## EXERCISE BRIEF
In the material below, find each line holding the string "screenshot" and copy it.

## ENTRIES SUPPLIED
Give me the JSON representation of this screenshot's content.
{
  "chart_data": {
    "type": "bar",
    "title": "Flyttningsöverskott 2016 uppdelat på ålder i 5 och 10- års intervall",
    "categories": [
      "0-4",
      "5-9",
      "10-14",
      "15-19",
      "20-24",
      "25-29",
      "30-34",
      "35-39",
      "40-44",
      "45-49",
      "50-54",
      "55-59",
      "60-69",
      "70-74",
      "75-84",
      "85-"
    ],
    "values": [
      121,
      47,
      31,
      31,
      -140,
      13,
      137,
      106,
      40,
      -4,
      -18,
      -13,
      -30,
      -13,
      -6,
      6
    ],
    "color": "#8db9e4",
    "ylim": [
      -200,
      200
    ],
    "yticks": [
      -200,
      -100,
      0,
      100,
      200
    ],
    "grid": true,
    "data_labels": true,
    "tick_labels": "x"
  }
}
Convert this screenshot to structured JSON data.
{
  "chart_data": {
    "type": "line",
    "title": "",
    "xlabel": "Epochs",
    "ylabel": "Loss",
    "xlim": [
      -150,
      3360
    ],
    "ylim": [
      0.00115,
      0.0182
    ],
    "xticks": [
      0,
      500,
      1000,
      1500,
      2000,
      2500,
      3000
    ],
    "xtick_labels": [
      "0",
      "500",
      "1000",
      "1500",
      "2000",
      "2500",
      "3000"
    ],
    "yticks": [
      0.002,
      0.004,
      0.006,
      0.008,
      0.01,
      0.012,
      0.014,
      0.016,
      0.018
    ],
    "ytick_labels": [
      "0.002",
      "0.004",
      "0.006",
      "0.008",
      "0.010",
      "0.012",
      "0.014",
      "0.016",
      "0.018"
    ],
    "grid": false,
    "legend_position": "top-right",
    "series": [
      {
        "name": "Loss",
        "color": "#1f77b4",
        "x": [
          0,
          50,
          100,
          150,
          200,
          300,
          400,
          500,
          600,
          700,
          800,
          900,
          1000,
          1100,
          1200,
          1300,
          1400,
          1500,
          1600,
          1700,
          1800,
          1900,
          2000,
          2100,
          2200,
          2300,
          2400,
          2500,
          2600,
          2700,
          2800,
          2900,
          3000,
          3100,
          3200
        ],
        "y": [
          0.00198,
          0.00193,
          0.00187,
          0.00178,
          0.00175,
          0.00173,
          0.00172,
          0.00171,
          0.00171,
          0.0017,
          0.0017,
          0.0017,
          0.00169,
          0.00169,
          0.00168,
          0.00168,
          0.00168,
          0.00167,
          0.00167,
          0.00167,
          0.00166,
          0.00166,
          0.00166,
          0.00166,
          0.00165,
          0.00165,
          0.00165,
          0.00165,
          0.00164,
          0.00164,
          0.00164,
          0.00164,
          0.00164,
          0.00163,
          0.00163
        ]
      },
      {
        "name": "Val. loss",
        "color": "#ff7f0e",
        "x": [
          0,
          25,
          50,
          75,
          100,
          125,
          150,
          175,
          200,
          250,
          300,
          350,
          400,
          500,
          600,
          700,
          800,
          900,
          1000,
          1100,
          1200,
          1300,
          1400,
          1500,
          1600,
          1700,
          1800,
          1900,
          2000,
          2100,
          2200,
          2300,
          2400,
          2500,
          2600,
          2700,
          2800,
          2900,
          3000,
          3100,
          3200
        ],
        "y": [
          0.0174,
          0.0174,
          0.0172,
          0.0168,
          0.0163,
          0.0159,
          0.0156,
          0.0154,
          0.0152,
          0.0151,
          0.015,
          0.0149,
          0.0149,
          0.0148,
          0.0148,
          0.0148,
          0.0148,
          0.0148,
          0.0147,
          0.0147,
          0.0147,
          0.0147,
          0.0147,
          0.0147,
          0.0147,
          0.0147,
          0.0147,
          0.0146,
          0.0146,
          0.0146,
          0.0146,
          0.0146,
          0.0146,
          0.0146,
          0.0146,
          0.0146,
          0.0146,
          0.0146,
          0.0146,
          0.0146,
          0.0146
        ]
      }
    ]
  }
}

## THE REPLY
Give me the JSON representation of this screenshot's content.
Convert this screenshot to structured JSON data.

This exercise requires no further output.